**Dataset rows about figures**
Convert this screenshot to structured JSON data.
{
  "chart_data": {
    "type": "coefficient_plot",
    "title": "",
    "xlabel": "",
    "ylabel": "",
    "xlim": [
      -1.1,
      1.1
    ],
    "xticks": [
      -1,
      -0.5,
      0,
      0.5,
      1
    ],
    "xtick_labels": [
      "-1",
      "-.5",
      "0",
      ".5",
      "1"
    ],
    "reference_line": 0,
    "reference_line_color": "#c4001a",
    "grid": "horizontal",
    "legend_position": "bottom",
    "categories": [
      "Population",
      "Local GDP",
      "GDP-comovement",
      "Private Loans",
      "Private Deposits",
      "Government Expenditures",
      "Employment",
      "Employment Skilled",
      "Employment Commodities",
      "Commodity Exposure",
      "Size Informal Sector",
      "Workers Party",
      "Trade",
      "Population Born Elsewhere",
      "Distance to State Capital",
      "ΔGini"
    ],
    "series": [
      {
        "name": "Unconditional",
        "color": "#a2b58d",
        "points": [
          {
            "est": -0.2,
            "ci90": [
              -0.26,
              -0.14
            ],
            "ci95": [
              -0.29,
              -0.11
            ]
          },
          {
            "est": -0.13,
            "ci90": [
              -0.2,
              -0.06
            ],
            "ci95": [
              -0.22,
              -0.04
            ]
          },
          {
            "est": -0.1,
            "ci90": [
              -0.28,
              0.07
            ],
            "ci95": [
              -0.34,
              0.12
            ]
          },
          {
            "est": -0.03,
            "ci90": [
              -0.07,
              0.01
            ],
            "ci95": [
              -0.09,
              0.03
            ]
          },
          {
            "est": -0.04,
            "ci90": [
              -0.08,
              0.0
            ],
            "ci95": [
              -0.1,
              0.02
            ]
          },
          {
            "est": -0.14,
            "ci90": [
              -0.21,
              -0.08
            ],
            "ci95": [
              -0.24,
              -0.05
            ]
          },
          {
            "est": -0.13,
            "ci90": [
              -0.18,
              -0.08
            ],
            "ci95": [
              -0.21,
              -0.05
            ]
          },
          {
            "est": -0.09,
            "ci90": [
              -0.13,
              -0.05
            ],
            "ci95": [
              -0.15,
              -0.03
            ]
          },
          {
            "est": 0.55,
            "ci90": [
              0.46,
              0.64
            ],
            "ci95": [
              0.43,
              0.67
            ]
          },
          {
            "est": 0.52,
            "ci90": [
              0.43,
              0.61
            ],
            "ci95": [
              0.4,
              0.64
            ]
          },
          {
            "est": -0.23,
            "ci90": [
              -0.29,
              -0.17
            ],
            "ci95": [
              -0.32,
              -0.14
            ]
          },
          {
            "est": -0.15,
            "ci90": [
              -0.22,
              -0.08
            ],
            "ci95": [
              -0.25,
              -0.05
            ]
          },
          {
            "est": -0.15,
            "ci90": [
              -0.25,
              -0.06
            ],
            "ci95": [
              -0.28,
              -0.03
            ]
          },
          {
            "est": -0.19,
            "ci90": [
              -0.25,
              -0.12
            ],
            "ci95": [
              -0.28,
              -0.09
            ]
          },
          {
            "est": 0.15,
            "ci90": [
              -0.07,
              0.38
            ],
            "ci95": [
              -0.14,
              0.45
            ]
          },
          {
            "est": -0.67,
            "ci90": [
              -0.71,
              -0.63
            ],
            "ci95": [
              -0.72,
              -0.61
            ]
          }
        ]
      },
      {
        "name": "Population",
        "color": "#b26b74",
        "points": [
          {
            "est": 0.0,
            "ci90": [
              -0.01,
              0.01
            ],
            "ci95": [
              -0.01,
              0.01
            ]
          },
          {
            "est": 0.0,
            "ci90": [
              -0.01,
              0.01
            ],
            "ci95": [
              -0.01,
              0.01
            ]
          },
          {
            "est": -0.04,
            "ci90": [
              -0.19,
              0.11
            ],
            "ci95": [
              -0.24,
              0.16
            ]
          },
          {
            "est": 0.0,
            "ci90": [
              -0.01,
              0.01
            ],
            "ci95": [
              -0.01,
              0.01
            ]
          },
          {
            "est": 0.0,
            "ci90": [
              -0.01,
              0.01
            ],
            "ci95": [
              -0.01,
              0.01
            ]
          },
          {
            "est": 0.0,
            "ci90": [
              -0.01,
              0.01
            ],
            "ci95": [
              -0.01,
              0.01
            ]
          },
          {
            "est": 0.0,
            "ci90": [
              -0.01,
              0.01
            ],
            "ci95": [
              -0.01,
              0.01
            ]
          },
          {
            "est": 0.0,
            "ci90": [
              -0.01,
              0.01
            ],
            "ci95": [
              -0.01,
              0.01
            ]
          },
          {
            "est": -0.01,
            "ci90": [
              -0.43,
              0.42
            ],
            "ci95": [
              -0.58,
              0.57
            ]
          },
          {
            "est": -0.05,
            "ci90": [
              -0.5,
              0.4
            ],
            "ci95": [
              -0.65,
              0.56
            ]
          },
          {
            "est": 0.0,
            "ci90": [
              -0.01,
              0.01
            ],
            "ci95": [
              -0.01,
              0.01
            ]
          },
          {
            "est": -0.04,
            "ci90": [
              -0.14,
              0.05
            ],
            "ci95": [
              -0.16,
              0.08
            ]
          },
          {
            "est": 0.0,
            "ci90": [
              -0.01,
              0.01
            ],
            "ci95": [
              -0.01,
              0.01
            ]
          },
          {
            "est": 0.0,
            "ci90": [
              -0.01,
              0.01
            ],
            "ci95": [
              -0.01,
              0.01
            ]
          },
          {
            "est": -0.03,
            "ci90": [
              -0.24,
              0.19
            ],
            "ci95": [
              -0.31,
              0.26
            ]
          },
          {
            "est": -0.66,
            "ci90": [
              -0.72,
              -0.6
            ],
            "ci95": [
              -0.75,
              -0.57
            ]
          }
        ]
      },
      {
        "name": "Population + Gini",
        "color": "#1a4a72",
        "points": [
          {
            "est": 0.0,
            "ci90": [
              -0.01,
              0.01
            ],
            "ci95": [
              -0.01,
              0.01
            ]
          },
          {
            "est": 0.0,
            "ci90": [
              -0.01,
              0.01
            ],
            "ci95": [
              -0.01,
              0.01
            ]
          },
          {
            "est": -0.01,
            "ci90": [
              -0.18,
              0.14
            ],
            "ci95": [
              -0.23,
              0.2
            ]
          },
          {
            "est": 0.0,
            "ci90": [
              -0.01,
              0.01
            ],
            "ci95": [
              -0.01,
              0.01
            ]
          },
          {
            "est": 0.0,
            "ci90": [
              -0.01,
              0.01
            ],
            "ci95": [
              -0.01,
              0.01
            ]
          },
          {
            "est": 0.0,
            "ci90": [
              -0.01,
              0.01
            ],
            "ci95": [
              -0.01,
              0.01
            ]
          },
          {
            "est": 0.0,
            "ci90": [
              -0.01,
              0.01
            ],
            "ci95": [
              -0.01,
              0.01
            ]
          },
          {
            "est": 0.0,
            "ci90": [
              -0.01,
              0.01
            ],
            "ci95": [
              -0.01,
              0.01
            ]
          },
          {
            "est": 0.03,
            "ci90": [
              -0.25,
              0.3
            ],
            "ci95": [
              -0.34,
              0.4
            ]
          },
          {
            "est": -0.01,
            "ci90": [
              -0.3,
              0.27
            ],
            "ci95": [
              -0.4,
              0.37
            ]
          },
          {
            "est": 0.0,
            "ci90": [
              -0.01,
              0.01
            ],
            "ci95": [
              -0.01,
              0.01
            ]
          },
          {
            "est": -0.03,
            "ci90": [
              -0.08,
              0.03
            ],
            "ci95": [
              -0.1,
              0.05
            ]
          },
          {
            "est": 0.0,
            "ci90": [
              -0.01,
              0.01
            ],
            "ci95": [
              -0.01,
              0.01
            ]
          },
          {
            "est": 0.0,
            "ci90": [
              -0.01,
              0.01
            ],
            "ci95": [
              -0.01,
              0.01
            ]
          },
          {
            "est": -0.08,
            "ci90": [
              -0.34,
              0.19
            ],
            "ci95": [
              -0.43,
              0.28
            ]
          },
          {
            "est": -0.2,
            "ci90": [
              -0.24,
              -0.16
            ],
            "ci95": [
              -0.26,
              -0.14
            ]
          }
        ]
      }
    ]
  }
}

**INSTRUCTION**
Using the listing above, show every line that includes the string "Population".

**RESPONSE**
      "Population",
      "Population Born Elsewhere",
        "name": "Population",
        "name": "Population + Gini",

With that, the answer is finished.